### Exercise instructions
Quote every line below exactly as it reads.
##### Input rows #####
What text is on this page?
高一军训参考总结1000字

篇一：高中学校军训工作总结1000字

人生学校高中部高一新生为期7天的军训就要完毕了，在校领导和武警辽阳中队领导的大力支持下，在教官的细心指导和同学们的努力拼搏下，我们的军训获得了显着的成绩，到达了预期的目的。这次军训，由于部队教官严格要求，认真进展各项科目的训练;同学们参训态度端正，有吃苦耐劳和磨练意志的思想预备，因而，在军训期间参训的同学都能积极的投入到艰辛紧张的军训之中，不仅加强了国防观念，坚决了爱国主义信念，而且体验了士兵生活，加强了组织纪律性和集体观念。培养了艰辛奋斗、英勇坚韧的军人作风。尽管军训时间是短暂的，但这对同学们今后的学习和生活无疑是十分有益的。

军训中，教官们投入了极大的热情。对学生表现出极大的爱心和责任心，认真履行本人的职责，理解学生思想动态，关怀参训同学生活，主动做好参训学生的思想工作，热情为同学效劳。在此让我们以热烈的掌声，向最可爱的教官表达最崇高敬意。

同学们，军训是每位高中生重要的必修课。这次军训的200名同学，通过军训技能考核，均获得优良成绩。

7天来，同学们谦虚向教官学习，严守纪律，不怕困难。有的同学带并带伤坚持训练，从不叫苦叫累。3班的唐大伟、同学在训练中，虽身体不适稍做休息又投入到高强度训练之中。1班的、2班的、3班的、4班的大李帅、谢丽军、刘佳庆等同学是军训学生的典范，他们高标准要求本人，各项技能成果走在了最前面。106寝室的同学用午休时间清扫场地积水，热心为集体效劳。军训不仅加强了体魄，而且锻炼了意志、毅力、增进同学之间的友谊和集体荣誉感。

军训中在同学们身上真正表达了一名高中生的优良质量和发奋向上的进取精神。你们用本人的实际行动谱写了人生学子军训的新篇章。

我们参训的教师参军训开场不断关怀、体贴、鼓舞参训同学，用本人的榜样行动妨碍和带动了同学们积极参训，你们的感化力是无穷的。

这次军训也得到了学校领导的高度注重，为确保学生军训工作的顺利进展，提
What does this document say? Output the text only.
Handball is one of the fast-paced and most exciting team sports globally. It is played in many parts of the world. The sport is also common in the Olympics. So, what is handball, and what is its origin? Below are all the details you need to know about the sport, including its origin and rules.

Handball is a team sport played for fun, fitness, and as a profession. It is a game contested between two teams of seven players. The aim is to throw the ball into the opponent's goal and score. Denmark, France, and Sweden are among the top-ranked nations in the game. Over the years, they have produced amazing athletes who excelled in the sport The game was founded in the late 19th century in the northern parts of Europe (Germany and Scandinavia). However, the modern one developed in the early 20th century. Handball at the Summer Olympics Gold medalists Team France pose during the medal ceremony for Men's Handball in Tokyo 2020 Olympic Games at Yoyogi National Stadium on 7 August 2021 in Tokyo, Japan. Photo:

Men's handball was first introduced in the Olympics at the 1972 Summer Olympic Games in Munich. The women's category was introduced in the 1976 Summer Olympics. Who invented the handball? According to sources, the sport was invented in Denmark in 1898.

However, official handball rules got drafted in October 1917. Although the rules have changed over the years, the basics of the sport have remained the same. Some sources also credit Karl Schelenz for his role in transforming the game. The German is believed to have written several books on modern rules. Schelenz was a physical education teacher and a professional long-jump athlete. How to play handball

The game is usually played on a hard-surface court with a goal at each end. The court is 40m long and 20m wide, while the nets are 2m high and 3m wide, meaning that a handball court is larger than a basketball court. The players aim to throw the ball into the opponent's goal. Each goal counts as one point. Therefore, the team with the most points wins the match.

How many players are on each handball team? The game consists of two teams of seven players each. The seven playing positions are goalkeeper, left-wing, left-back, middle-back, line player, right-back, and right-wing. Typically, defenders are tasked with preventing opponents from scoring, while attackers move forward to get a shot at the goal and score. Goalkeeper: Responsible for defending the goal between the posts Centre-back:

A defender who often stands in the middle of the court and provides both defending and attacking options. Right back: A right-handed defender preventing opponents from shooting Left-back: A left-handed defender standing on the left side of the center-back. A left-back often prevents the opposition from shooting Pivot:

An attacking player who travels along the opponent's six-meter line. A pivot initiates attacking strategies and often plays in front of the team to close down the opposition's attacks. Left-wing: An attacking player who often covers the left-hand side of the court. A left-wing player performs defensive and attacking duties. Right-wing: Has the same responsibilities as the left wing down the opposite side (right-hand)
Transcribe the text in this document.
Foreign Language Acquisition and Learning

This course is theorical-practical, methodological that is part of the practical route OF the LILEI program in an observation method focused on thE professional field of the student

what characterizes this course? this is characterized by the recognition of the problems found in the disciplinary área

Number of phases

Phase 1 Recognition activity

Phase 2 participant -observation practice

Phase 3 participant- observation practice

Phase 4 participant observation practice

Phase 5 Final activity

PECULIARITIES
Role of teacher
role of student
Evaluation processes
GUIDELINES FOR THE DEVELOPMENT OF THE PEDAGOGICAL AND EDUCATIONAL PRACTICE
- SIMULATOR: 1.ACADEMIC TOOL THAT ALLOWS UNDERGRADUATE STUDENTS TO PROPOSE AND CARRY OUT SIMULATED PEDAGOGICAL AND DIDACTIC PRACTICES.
#####
### Result below
What text is on this page?
高一军训参考总结1000字

篇一：高中学校军训工作总结1000字

人生学校高中部高一新生为期7天的军训就要完毕了，在校领导和武警辽阳中队领导的大力支持下，在教官的细心指导和同学们的努力拼搏下，我们的军训获得了显着的成绩，到达了预期的目的。这次军训，由于部队教官严格要求，认真进展各项科目的训练;同学们参训态度端正，有吃苦耐劳和磨练意志的思想预备，因而，在军训期间参训的同学都能积极的投入到艰辛紧张的军训之中，不仅加强了国防观念，坚决了爱国主义信念，而且体验了士兵生活，加强了组织纪律性和集体观念。培养了艰辛奋斗、英勇坚韧的军人作风。尽管军训时间是短暂的，但这对同学们今后的学习和生活无疑是十分有益的。

军训中，教官们投入了极大的热情。对学生表现出极大的爱心和责任心，认真履行本人的职责，理解学生思想动态，关怀参训同学生活，主动做好参训学生的思想工作，热情为同学效劳。在此让我们以热烈的掌声，向最可爱的教官表达最崇高敬意。

同学们，军训是每位高中生重要的必修课。这次军训的200名同学，通过军训技能考核，均获得优良成绩。

7天来，同学们谦虚向教官学习，严守纪律，不怕困难。有的同学带并带伤坚持训练，从不叫苦叫累。3班的唐大伟、同学在训练中，虽身体不适稍做休息又投入到高强度训练之中。1班的、2班的、3班的、4班的大李帅、谢丽军、刘佳庆等同学是军训学生的典范，他们高标准要求本人，各项技能成果走在了最前面。106寝室的同学用午休时间清扫场地积水，热心为集体效劳。军训不仅加强了体魄，而且锻炼了意志、毅力、增进同学之间的友谊和集体荣誉感。

军训中在同学们身上真正表达了一名高中生的优良质量和发奋向上的进取精神。你们用本人的实际行动谱写了人生学子军训的新篇章。

我们参训的教师参军训开场不断关怀、体贴、鼓舞参训同学，用本人的榜样行动妨碍和带动了同学们积极参训，你们的感化力是无穷的。

这次军训也得到了学校领导的高度注重，为确保学生军训工作的顺利进展，提
What does this document say? Output the text only.
Handball is one of the fast-paced and most exciting team sports globally. It is played in many parts of the world. The sport is also common in the Olympics. So, what is handball, and what is its origin? Below are all the details you need to know about the sport, including its origin and rules.

Handball is a team sport played for fun, fitness, and as a profession. It is a game contested between two teams of seven players. The aim is to throw the ball into the opponent's goal and score. Denmark, France, and Sweden are among the top-ranked nations in the game. Over the years, they have produced amazing athletes who excelled in the sport The game was founded in the late 19th century in the northern parts of Europe (Germany and Scandinavia). However, the modern one developed in the early 20th century. Handball at the Summer Olympics Gold medalists Team France pose during the medal ceremony for Men's Handball in Tokyo 2020 Olympic Games at Yoyogi National Stadium on 7 August 2021 in Tokyo, Japan. Photo:

Men's handball was first introduced in the Olympics at the 1972 Summer Olympic Games in Munich. The women's category was introduced in the 1976 Summer Olympics. Who invented the handball? According to sources, the sport was invented in Denmark in 1898.

However, official handball rules got drafted in October 1917. Although the rules have changed over the years, the basics of the sport have remained the same. Some sources also credit Karl Schelenz for his role in transforming the game. The German is believed to have written several books on modern rules. Schelenz was a physical education teacher and a professional long-jump athlete. How to play handball

The game is usually played on a hard-surface court with a goal at each end. The court is 40m long and 20m wide, while the nets are 2m high and 3m wide, meaning that a handball court is larger than a basketball court. The players aim to throw the ball into the opponent's goal. Each goal counts as one point. Therefore, the team with the most points wins the match.

How many players are on each handball team? The game consists of two teams of seven players each. The seven playing positions are goalkeeper, left-wing, left-back, middle-back, line player, right-back, and right-wing. Typically, defenders are tasked with preventing opponents from scoring, while attackers move forward to get a shot at the goal and score. Goalkeeper: Responsible for defending the goal between the posts Centre-back:

A defender who often stands in the middle of the court and provides both defending and attacking options. Right back: A right-handed defender preventing opponents from shooting Left-back: A left-handed defender standing on the left side of the center-back. A left-back often prevents the opposition from shooting Pivot:

An attacking player who travels along the opponent's six-meter line. A pivot initiates attacking strategies and often plays in front of the team to close down the opposition's attacks. Left-wing: An attacking player who often covers the left-hand side of the court. A left-wing player performs defensive and attacking duties. Right-wing: Has the same responsibilities as the left wing down the opposite side (right-hand)
Transcribe the text in this document.
Foreign Language Acquisition and Learning

This course is theorical-practical, methodological that is part of the practical route OF the LILEI program in an observation method focused on thE professional field of the student

what characterizes this course? this is characterized by the recognition of the problems found in the disciplinary área

Number of phases

Phase 1 Recognition activity

Phase 2 participant -observation practice

Phase 3 participant- observation practice

Phase 4 participant observation practice

Phase 5 Final activity

PECULIARITIES
Role of teacher
role of student
Evaluation processes
GUIDELINES FOR THE DEVELOPMENT OF THE PEDAGOGICAL AND EDUCATIONAL PRACTICE
- SIMULATOR: 1.ACADEMIC TOOL THAT ALLOWS UNDERGRADUATE STUDENTS TO PROPOSE AND CARRY OUT SIMULATED PEDAGOGICAL AND DIDACTIC PRACTICES.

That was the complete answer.